**Exercise**
Everything in the listing should be restated word for word.
• • • •
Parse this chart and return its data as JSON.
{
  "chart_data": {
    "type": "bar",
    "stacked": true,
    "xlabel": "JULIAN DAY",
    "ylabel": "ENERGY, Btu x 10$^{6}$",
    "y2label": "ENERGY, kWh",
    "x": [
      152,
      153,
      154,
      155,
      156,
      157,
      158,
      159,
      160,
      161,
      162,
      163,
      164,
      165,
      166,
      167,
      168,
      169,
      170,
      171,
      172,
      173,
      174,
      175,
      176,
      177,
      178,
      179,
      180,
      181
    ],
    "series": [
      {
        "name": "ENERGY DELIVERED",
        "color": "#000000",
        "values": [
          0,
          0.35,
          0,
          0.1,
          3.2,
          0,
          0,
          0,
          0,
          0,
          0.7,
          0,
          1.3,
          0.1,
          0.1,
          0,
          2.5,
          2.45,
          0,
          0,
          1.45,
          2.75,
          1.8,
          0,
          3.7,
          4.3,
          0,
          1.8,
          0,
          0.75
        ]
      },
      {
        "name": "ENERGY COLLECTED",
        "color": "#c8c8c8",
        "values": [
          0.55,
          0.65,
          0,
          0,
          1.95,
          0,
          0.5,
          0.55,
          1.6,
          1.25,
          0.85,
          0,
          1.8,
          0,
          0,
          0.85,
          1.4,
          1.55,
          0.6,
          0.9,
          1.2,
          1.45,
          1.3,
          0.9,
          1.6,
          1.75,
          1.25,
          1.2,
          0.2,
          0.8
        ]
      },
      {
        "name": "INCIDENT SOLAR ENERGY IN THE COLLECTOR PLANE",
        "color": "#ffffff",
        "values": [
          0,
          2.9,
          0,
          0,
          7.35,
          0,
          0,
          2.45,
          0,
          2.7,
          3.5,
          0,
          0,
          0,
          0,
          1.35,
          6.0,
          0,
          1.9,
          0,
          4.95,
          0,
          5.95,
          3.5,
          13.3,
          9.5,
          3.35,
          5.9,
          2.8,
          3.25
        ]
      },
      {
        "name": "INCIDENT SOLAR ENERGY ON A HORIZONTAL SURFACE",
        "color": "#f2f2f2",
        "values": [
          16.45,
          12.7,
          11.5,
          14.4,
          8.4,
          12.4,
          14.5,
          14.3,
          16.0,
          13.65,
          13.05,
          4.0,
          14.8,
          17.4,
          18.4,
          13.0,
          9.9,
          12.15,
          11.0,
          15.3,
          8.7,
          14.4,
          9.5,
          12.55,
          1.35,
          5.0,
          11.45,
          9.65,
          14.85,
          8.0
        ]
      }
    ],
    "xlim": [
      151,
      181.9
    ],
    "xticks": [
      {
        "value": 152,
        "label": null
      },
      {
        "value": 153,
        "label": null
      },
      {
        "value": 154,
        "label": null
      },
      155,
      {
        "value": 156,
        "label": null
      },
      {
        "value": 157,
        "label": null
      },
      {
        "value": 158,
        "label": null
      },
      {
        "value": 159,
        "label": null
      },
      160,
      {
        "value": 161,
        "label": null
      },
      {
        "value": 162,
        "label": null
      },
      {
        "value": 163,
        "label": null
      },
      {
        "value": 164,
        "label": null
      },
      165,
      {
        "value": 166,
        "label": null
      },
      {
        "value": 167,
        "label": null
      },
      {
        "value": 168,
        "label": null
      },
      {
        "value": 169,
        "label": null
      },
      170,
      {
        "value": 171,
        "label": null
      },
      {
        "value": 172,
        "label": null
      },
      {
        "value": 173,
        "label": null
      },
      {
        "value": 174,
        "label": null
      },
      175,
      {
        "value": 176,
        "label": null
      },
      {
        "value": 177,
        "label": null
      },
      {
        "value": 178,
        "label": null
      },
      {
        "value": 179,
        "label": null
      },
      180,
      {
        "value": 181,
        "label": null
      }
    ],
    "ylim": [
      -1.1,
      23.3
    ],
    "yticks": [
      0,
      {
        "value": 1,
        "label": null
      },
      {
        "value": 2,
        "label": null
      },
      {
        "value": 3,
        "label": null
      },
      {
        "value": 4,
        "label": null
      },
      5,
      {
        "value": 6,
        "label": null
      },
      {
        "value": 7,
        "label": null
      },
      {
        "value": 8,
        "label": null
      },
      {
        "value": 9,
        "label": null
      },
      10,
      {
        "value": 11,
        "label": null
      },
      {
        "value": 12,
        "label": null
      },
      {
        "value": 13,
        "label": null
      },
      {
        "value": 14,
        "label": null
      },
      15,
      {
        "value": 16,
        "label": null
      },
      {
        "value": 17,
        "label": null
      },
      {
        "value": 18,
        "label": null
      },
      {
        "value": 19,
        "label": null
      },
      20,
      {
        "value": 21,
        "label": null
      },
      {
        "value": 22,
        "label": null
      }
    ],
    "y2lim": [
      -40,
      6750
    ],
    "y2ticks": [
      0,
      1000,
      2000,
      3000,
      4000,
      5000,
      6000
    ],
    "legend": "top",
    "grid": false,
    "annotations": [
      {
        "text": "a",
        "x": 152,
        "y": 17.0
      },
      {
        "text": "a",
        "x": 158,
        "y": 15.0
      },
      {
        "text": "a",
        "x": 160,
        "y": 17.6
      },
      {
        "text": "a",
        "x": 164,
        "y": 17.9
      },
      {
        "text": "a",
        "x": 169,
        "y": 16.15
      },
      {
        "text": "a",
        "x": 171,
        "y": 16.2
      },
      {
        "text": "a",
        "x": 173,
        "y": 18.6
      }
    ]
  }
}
• • • •
**Response to the task**
Parse this chart and return its data as JSON.
{
  "chart_data": {
    "type": "bar",
    "stacked": true,
    "xlabel": "JULIAN DAY",
    "ylabel": "ENERGY, Btu x 10$^{6}$",
    "y2label": "ENERGY, kWh",
    "x": [
      152,
      153,
      154,
      155,
      156,
      157,
      158,
      159,
      160,
      161,
      162,
      163,
      164,
      165,
      166,
      167,
      168,
      169,
      170,
      171,
      172,
      173,
      174,
      175,
      176,
      177,
      178,
      179,
      180,
      181
    ],
    "series": [
      {
        "name": "ENERGY DELIVERED",
        "color": "#000000",
        "values": [
          0,
          0.35,
          0,
          0.1,
          3.2,
          0,
          0,
          0,
          0,
          0,
          0.7,
          0,
          1.3,
          0.1,
          0.1,
          0,
          2.5,
          2.45,
          0,
          0,
          1.45,
          2.75,
          1.8,
          0,
          3.7,
          4.3,
          0,
          1.8,
          0,
          0.75
        ]
      },
      {
        "name": "ENERGY COLLECTED",
        "color": "#c8c8c8",
        "values": [
          0.55,
          0.65,
          0,
          0,
          1.95,
          0,
          0.5,
          0.55,
          1.6,
          1.25,
          0.85,
          0,
          1.8,
          0,
          0,
          0.85,
          1.4,
          1.55,
          0.6,
          0.9,
          1.2,
          1.45,
          1.3,
          0.9,
          1.6,
          1.75,
          1.25,
          1.2,
          0.2,
          0.8
        ]
      },
      {
        "name": "INCIDENT SOLAR ENERGY IN THE COLLECTOR PLANE",
        "color": "#ffffff",
        "values": [
          0,
          2.9,
          0,
          0,
          7.35,
          0,
          0,
          2.45,
          0,
          2.7,
          3.5,
          0,
          0,
          0,
          0,
          1.35,
          6.0,
          0,
          1.9,
          0,
          4.95,
          0,
          5.95,
          3.5,
          13.3,
          9.5,
          3.35,
          5.9,
          2.8,
          3.25
        ]
      },
      {
        "name": "INCIDENT SOLAR ENERGY ON A HORIZONTAL SURFACE",
        "color": "#f2f2f2",
        "values": [
          16.45,
          12.7,
          11.5,
          14.4,
          8.4,
          12.4,
          14.5,
          14.3,
          16.0,
          13.65,
          13.05,
          4.0,
          14.8,
          17.4,
          18.4,
          13.0,
          9.9,
          12.15,
          11.0,
          15.3,
          8.7,
          14.4,
          9.5,
          12.55,
          1.35,
          5.0,
          11.45,
          9.65,
          14.85,
          8.0
        ]
      }
    ],
    "xlim": [
      151,
      181.9
    ],
    "xticks": [
      {
        "value": 152,
        "label": null
      },
      {
        "value": 153,
        "label": null
      },
      {
        "value": 154,
        "label": null
      },
      155,
      {
        "value": 156,
        "label": null
      },
      {
        "value": 157,
        "label": null
      },
      {
        "value": 158,
        "label": null
      },
      {
        "value": 159,
        "label": null
      },
      160,
      {
        "value": 161,
        "label": null
      },
      {
        "value": 162,
        "label": null
      },
      {
        "value": 163,
        "label": null
      },
      {
        "value": 164,
        "label": null
      },
      165,
      {
        "value": 166,
        "label": null
      },
      {
        "value": 167,
        "label": null
      },
      {
        "value": 168,
        "label": null
      },
      {
        "value": 169,
        "label": null
      },
      170,
      {
        "value": 171,
        "label": null
      },
      {
        "value": 172,
        "label": null
      },
      {
        "value": 173,
        "label": null
      },
      {
        "value": 174,
        "label": null
      },
      175,
      {
        "value": 176,
        "label": null
      },
      {
        "value": 177,
        "label": null
      },
      {
        "value": 178,
        "label": null
      },
      {
        "value": 179,
        "label": null
      },
      180,
      {
        "value": 181,
        "label": null
      }
    ],
    "ylim": [
      -1.1,
      23.3
    ],
    "yticks": [
      0,
      {
        "value": 1,
        "label": null
      },
      {
        "value": 2,
        "label": null
      },
      {
        "value": 3,
        "label": null
      },
      {
        "value": 4,
        "label": null
      },
      5,
      {
        "value": 6,
        "label": null
      },
      {
        "value": 7,
        "label": null
      },
      {
        "value": 8,
        "label": null
      },
      {
        "value": 9,
        "label": null
      },
      10,
      {
        "value": 11,
        "label": null
      },
      {
        "value": 12,
        "label": null
      },
      {
        "value": 13,
        "label": null
      },
      {
        "value": 14,
        "label": null
      },
      15,
      {
        "value": 16,
        "label": null
      },
      {
        "value": 17,
        "label": null
      },
      {
        "value": 18,
        "label": null
      },
      {
        "value": 19,
        "label": null
      },
      20,
      {
        "value": 21,
        "label": null
      },
      {
        "value": 22,
        "label": null
      }
    ],
    "y2lim": [
      -40,
      6750
    ],
    "y2ticks": [
      0,
      1000,
      2000,
      3000,
      4000,
      5000,
      6000
    ],
    "legend": "top",
    "grid": false,
    "annotations": [
      {
        "text": "a",
        "x": 152,
        "y": 17.0
      },
      {
        "text": "a",
        "x": 158,
        "y": 15.0
      },
      {
        "text": "a",
        "x": 160,
        "y": 17.6
      },
      {
        "text": "a",
        "x": 164,
        "y": 17.9
      },
      {
        "text": "a",
        "x": 169,
        "y": 16.15
      },
      {
        "text": "a",
        "x": 171,
        "y": 16.2
      },
      {
        "text": "a",
        "x": 173,
        "y": 18.6
      }
    ]
  }
}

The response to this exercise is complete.